[start The data]
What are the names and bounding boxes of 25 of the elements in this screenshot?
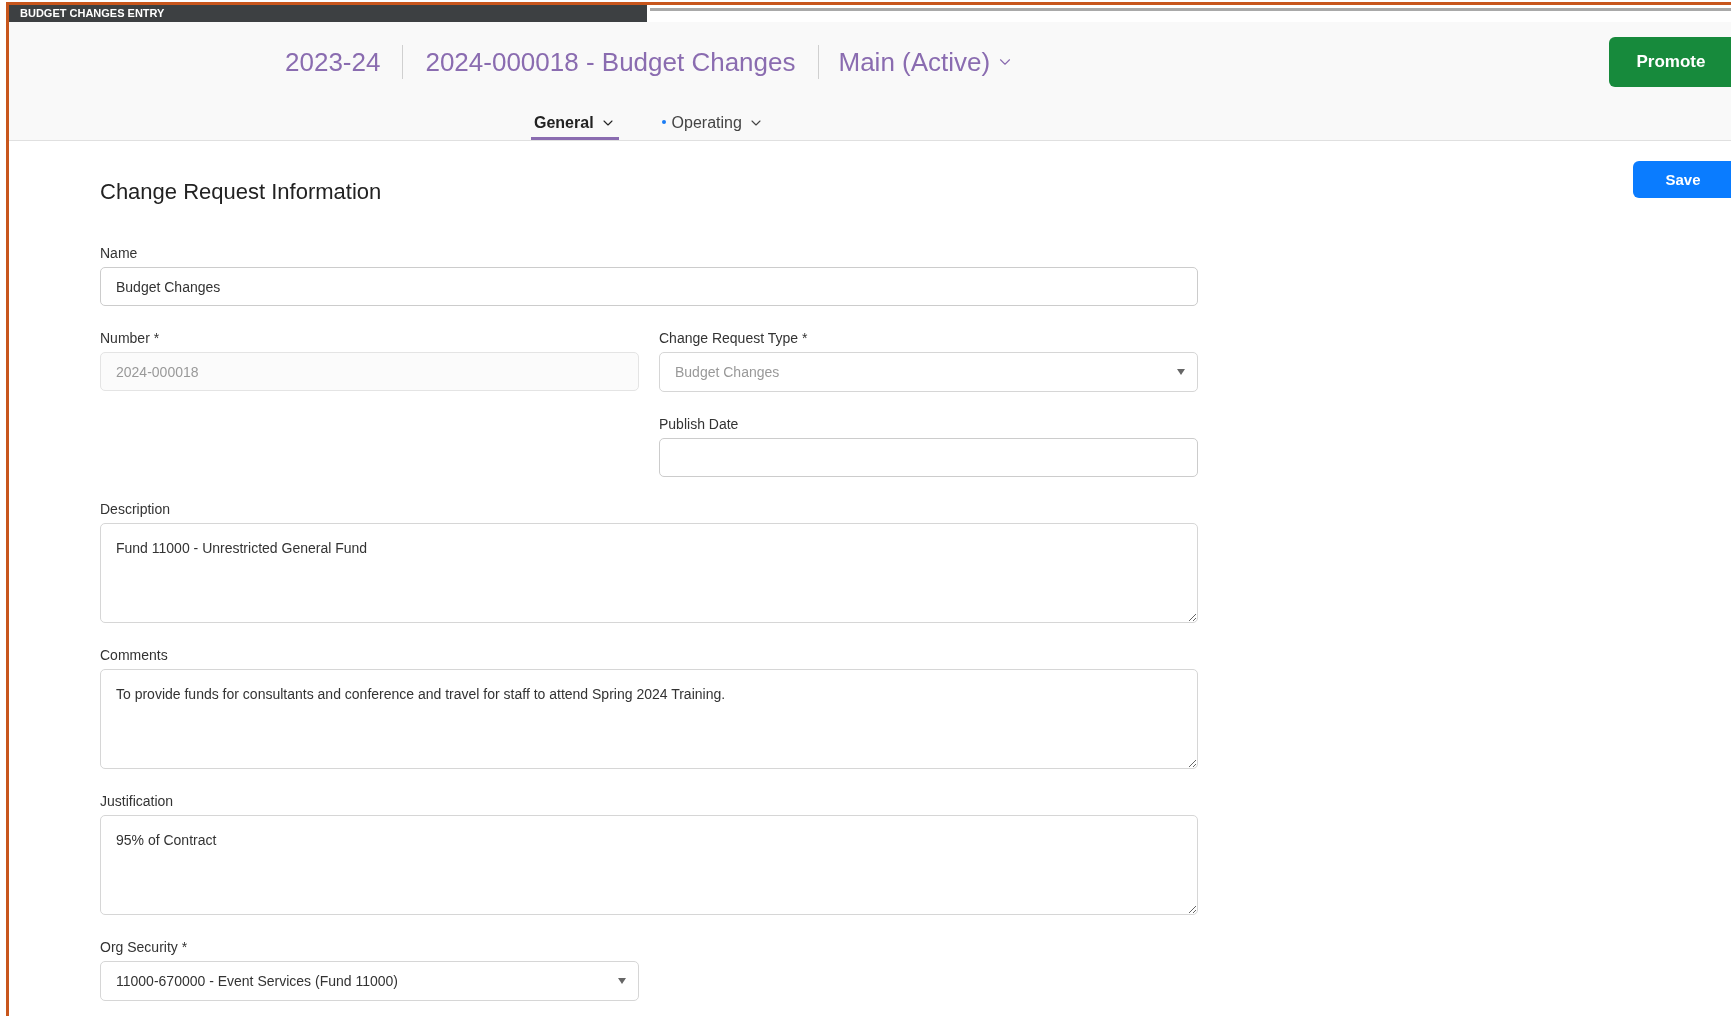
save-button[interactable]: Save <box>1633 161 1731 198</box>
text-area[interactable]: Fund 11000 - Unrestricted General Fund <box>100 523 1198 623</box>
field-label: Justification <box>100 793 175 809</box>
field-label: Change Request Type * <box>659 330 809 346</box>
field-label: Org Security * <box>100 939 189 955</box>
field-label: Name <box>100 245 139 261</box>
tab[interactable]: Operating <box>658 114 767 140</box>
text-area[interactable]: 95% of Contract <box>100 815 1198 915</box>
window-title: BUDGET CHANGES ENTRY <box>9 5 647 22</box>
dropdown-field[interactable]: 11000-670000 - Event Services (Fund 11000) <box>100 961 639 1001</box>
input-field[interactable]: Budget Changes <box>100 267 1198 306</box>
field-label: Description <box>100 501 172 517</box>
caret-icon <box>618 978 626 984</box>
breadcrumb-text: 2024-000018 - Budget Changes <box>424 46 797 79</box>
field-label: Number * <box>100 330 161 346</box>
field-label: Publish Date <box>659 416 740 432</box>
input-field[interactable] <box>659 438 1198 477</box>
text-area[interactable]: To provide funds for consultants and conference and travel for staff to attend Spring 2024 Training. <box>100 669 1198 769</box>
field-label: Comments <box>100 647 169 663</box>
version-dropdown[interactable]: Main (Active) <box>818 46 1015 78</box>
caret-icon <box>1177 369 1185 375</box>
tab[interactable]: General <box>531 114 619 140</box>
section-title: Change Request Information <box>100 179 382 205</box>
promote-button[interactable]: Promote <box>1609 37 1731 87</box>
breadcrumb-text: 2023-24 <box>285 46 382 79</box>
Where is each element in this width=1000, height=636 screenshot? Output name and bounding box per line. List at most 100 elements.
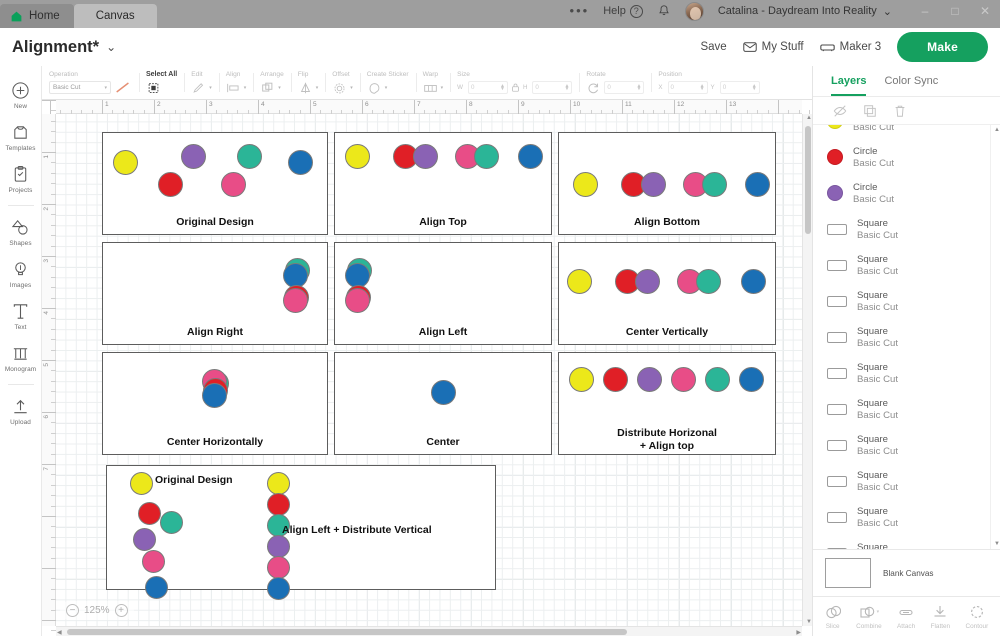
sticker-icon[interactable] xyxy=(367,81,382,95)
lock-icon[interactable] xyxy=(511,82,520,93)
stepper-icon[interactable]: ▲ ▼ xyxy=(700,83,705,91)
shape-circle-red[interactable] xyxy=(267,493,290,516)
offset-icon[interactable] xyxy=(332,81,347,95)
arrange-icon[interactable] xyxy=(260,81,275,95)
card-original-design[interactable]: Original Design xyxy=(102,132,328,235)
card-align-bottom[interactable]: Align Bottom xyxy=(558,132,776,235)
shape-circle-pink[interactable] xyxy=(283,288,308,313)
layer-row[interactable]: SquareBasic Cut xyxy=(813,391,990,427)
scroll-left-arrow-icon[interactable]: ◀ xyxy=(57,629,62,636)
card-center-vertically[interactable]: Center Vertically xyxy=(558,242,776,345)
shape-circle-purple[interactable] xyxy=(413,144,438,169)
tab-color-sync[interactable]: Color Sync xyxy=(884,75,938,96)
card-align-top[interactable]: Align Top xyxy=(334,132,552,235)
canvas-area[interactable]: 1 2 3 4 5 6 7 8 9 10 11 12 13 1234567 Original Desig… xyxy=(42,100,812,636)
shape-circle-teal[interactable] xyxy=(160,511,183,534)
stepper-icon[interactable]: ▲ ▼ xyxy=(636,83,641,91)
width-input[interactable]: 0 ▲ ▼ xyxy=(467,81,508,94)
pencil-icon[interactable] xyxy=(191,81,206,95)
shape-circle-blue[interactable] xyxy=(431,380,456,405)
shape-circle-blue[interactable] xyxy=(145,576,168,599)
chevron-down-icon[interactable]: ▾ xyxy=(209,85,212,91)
[end The data]
Given exercise - In the stretch of the data from the line containing "sticker-icon[interactable] xyxy=(367,81,382,95)" through the line containing "card-align-bottom[interactable]: Align Bottom", substitute "clickable" for "interactable" and rewrite only those lines, leaving everything else unchanged.

Result for this task -
sticker-icon[clickable] xyxy=(367,81,382,95)
lock-icon[clickable] xyxy=(511,82,520,93)
stepper-icon[clickable]: ▲ ▼ xyxy=(700,83,705,91)
shape-circle-red[clickable] xyxy=(267,493,290,516)
offset-icon[clickable] xyxy=(332,81,347,95)
arrange-icon[clickable] xyxy=(260,81,275,95)
card-original-design[clickable]: Original Design xyxy=(102,132,328,235)
card-align-bottom[clickable]: Align Bottom xyxy=(558,132,776,235)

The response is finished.